■ EXTRACTED MATERIAL
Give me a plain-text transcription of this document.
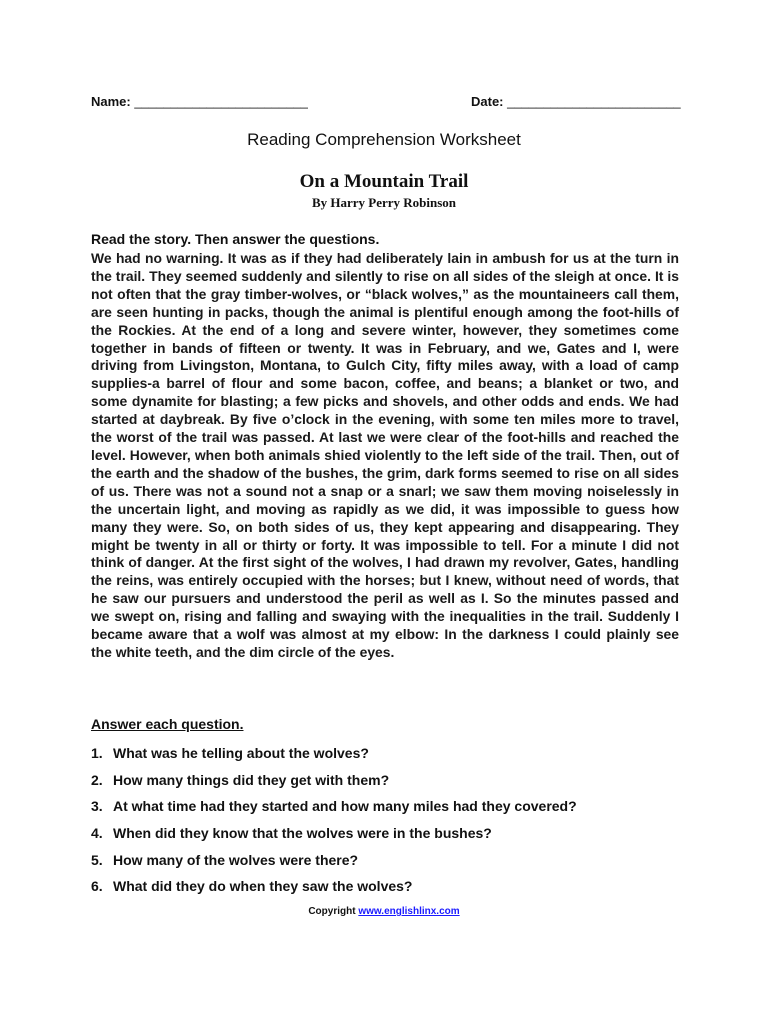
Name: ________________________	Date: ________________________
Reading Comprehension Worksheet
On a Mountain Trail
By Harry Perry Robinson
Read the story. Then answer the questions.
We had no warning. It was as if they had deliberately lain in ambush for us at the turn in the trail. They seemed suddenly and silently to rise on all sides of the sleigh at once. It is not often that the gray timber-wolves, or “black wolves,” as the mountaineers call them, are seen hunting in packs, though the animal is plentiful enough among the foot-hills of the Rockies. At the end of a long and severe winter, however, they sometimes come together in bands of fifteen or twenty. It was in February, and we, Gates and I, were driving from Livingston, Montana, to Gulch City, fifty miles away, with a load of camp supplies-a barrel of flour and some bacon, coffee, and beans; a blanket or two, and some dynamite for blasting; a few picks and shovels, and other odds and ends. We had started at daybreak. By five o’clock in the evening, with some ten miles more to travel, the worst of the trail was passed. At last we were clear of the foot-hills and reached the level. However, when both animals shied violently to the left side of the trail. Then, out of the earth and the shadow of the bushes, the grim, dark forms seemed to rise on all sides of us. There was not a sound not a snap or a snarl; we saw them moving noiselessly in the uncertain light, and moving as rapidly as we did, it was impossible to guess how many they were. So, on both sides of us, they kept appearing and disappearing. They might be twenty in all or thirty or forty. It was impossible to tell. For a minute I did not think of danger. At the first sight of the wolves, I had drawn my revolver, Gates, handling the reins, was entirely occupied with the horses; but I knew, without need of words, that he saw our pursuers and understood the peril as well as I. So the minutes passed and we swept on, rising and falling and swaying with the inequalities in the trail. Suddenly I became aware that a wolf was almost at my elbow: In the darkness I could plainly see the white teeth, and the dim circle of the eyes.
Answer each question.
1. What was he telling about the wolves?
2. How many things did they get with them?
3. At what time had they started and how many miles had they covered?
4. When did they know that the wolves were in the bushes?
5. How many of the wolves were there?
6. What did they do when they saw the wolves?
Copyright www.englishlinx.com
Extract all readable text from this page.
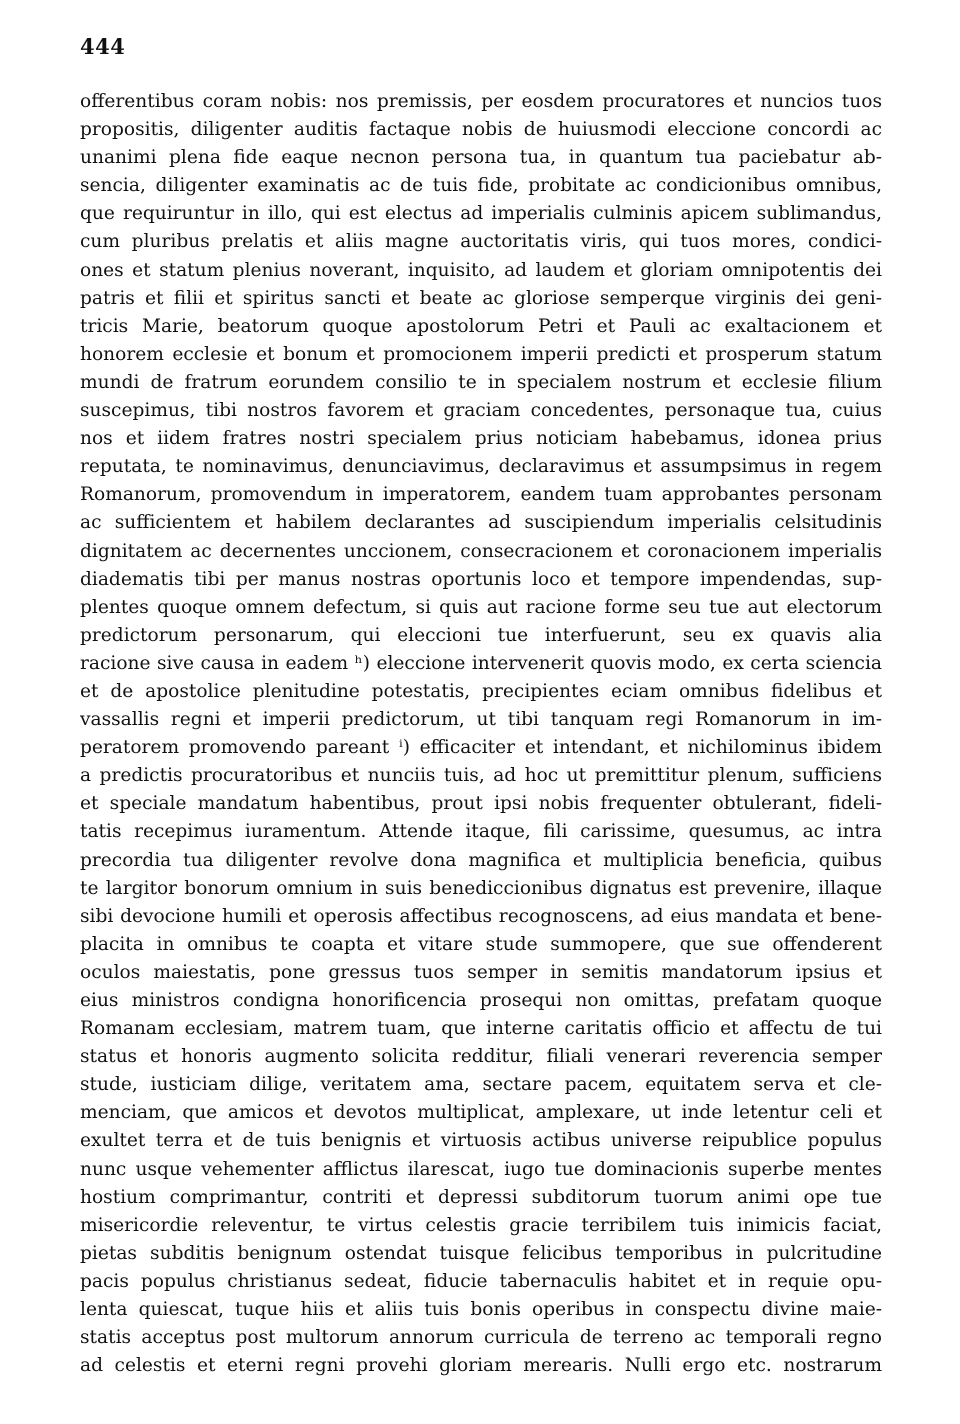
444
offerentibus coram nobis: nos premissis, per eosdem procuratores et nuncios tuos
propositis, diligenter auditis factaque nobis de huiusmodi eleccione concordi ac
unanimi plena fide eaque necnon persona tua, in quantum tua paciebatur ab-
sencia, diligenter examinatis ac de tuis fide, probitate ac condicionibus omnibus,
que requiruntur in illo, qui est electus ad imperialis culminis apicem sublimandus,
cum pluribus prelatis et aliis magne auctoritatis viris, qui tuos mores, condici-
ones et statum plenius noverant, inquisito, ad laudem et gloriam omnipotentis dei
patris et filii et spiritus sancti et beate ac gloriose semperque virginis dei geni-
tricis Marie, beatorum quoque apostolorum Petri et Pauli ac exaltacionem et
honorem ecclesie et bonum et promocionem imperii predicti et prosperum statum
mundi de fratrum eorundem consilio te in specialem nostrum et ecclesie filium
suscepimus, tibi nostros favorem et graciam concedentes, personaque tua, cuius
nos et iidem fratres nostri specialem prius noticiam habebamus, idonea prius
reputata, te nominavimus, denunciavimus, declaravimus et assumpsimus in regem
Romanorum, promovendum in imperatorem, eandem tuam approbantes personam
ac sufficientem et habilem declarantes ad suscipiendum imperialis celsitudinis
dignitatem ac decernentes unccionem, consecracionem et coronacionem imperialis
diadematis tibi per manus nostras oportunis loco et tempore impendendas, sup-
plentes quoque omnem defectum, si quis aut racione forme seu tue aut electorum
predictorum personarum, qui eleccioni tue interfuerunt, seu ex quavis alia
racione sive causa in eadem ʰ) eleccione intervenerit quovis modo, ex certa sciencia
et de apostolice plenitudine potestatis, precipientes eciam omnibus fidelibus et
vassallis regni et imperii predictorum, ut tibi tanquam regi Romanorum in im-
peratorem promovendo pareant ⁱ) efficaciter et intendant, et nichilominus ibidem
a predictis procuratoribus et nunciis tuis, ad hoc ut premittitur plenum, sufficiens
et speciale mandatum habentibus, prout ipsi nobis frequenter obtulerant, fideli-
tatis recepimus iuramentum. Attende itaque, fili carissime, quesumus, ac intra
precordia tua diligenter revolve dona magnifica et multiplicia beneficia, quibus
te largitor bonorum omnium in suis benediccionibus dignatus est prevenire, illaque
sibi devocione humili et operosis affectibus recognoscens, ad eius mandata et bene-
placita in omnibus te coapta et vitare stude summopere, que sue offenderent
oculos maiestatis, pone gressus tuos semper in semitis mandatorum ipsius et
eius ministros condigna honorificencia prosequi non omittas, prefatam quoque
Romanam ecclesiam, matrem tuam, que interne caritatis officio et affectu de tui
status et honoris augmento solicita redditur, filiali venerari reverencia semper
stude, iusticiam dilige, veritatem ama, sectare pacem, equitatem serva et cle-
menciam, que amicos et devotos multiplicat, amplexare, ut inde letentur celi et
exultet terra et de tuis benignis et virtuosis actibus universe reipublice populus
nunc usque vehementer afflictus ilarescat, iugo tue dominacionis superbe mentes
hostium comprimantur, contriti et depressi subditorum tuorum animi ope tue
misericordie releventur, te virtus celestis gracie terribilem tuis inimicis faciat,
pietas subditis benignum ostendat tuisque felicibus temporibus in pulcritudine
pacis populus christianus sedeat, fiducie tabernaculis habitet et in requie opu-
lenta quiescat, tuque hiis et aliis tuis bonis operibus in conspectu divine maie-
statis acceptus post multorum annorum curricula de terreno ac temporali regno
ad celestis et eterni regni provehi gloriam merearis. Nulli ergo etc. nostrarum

==

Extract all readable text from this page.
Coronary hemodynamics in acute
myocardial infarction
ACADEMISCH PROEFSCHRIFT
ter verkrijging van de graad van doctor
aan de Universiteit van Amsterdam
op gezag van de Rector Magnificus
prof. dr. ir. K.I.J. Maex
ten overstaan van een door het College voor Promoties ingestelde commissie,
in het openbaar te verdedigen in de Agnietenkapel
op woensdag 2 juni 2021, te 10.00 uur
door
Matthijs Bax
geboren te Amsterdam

■ EXERCISE PROMPT
Identify every line above that includes the word "nobis", and show those lines.

■ RESULT OF THIS TASK
offerentibus coram nobis: nos premissis, per eosdem procuratores et nuncios tuos
propositis, diligenter auditis factaque nobis de huiusmodi eleccione concordi ac
et speciale mandatum habentibus, prout ipsi nobis frequenter obtulerant, fideli-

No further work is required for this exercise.